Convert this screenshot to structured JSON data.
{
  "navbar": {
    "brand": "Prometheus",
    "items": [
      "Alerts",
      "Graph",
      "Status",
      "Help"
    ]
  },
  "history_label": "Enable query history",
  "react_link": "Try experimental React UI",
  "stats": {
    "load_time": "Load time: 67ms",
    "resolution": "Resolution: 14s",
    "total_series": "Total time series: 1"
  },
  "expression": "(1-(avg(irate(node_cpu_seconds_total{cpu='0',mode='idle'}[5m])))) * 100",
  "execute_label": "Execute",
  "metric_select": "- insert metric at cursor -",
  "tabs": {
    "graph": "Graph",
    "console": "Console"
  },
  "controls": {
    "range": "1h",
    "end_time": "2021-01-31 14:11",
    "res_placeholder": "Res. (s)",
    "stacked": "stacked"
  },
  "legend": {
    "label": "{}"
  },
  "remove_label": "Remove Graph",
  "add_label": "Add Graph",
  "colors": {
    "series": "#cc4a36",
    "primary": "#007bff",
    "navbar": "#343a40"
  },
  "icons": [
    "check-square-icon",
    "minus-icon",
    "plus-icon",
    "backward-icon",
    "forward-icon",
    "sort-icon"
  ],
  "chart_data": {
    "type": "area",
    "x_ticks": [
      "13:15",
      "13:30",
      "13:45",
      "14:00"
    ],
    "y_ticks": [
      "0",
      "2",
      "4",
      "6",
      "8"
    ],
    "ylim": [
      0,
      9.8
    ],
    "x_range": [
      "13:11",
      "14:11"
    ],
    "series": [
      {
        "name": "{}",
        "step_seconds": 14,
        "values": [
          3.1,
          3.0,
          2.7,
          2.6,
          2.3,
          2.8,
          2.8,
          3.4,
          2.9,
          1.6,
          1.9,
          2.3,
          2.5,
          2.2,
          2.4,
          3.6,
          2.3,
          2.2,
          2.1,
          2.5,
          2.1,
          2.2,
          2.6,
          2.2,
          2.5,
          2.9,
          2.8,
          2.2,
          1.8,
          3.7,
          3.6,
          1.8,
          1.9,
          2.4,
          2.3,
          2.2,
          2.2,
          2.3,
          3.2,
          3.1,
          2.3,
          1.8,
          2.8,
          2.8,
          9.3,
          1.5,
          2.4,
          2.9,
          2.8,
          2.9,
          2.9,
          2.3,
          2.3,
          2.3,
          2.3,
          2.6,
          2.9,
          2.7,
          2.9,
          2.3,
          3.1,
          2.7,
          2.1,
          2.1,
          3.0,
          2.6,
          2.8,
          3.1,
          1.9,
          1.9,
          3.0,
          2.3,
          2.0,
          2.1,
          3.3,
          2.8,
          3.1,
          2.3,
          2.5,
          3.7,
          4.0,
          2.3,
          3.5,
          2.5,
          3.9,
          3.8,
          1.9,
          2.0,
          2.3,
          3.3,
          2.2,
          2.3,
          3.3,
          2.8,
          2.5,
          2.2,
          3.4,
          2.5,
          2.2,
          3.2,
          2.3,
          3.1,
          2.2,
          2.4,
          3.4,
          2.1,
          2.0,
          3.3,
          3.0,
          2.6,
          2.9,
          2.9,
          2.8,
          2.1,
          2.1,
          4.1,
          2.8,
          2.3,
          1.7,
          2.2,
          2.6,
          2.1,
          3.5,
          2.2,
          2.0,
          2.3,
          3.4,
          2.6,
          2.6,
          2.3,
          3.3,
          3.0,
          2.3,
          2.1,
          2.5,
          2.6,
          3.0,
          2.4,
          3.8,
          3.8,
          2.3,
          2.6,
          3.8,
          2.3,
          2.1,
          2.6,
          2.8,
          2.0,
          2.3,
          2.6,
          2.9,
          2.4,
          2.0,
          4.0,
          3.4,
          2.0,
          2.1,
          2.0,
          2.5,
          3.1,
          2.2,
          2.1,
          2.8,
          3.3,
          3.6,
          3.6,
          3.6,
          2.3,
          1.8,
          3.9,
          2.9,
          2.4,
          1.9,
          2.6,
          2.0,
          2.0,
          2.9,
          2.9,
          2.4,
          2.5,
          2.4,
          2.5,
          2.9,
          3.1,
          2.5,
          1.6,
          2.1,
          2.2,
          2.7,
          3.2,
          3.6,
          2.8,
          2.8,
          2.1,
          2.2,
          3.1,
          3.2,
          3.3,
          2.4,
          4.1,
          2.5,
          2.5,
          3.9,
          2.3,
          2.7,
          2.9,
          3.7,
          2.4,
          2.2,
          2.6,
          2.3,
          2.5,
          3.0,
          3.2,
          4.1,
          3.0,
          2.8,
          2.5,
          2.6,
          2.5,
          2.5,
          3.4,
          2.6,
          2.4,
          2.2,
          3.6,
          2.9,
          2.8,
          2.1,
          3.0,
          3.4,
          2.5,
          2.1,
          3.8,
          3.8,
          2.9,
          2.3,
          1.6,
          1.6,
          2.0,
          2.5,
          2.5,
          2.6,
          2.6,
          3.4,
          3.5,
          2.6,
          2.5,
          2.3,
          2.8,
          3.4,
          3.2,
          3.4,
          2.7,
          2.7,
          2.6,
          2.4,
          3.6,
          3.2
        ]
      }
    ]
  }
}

**TASK DETAILS**
Your task is to transcribe the material exactly.

**TASK SOLUTION**
Convert this screenshot to structured JSON data.
{
  "navbar": {
    "brand": "Prometheus",
    "items": [
      "Alerts",
      "Graph",
      "Status",
      "Help"
    ]
  },
  "history_label": "Enable query history",
  "react_link": "Try experimental React UI",
  "stats": {
    "load_time": "Load time: 67ms",
    "resolution": "Resolution: 14s",
    "total_series": "Total time series: 1"
  },
  "expression": "(1-(avg(irate(node_cpu_seconds_total{cpu='0',mode='idle'}[5m])))) * 100",
  "execute_label": "Execute",
  "metric_select": "- insert metric at cursor -",
  "tabs": {
    "graph": "Graph",
    "console": "Console"
  },
  "controls": {
    "range": "1h",
    "end_time": "2021-01-31 14:11",
    "res_placeholder": "Res. (s)",
    "stacked": "stacked"
  },
  "legend": {
    "label": "{}"
  },
  "remove_label": "Remove Graph",
  "add_label": "Add Graph",
  "colors": {
    "series": "#cc4a36",
    "primary": "#007bff",
    "navbar": "#343a40"
  },
  "icons": [
    "check-square-icon",
    "minus-icon",
    "plus-icon",
    "backward-icon",
    "forward-icon",
    "sort-icon"
  ],
  "chart_data": {
    "type": "area",
    "x_ticks": [
      "13:15",
      "13:30",
      "13:45",
      "14:00"
    ],
    "y_ticks": [
      "0",
      "2",
      "4",
      "6",
      "8"
    ],
    "ylim": [
      0,
      9.8
    ],
    "x_range": [
      "13:11",
      "14:11"
    ],
    "series": [
      {
        "name": "{}",
        "step_seconds": 14,
        "values": [
          3.1,
          3.0,
          2.7,
          2.6,
          2.3,
          2.8,
          2.8,
          3.4,
          2.9,
          1.6,
          1.9,
          2.3,
          2.5,
          2.2,
          2.4,
          3.6,
          2.3,
          2.2,
          2.1,
          2.5,
          2.1,
          2.2,
          2.6,
          2.2,
          2.5,
          2.9,
          2.8,
          2.2,
          1.8,
          3.7,
          3.6,
          1.8,
          1.9,
          2.4,
          2.3,
          2.2,
          2.2,
          2.3,
          3.2,
          3.1,
          2.3,
          1.8,
          2.8,
          2.8,
          9.3,
          1.5,
          2.4,
          2.9,
          2.8,
          2.9,
          2.9,
          2.3,
          2.3,
          2.3,
          2.3,
          2.6,
          2.9,
          2.7,
          2.9,
          2.3,
          3.1,
          2.7,
          2.1,
          2.1,
          3.0,
          2.6,
          2.8,
          3.1,
          1.9,
          1.9,
          3.0,
          2.3,
          2.0,
          2.1,
          3.3,
          2.8,
          3.1,
          2.3,
          2.5,
          3.7,
          4.0,
          2.3,
          3.5,
          2.5,
          3.9,
          3.8,
          1.9,
          2.0,
          2.3,
          3.3,
          2.2,
          2.3,
          3.3,
          2.8,
          2.5,
          2.2,
          3.4,
          2.5,
          2.2,
          3.2,
          2.3,
          3.1,
          2.2,
          2.4,
          3.4,
          2.1,
          2.0,
          3.3,
          3.0,
          2.6,
          2.9,
          2.9,
          2.8,
          2.1,
          2.1,
          4.1,
          2.8,
          2.3,
          1.7,
          2.2,
          2.6,
          2.1,
          3.5,
          2.2,
          2.0,
          2.3,
          3.4,
          2.6,
          2.6,
          2.3,
          3.3,
          3.0,
          2.3,
          2.1,
          2.5,
          2.6,
          3.0,
          2.4,
          3.8,
          3.8,
          2.3,
          2.6,
          3.8,
          2.3,
          2.1,
          2.6,
          2.8,
          2.0,
          2.3,
          2.6,
          2.9,
          2.4,
          2.0,
          4.0,
          3.4,
          2.0,
          2.1,
          2.0,
          2.5,
          3.1,
          2.2,
          2.1,
          2.8,
          3.3,
          3.6,
          3.6,
          3.6,
          2.3,
          1.8,
          3.9,
          2.9,
          2.4,
          1.9,
          2.6,
          2.0,
          2.0,
          2.9,
          2.9,
          2.4,
          2.5,
          2.4,
          2.5,
          2.9,
          3.1,
          2.5,
          1.6,
          2.1,
          2.2,
          2.7,
          3.2,
          3.6,
          2.8,
          2.8,
          2.1,
          2.2,
          3.1,
          3.2,
          3.3,
          2.4,
          4.1,
          2.5,
          2.5,
          3.9,
          2.3,
          2.7,
          2.9,
          3.7,
          2.4,
          2.2,
          2.6,
          2.3,
          2.5,
          3.0,
          3.2,
          4.1,
          3.0,
          2.8,
          2.5,
          2.6,
          2.5,
          2.5,
          3.4,
          2.6,
          2.4,
          2.2,
          3.6,
          2.9,
          2.8,
          2.1,
          3.0,
          3.4,
          2.5,
          2.1,
          3.8,
          3.8,
          2.9,
          2.3,
          1.6,
          1.6,
          2.0,
          2.5,
          2.5,
          2.6,
          2.6,
          3.4,
          3.5,
          2.6,
          2.5,
          2.3,
          2.8,
          3.4,
          3.2,
          3.4,
          2.7,
          2.7,
          2.6,
          2.4,
          3.6,
          3.2
        ]
      }
    ]
  }
}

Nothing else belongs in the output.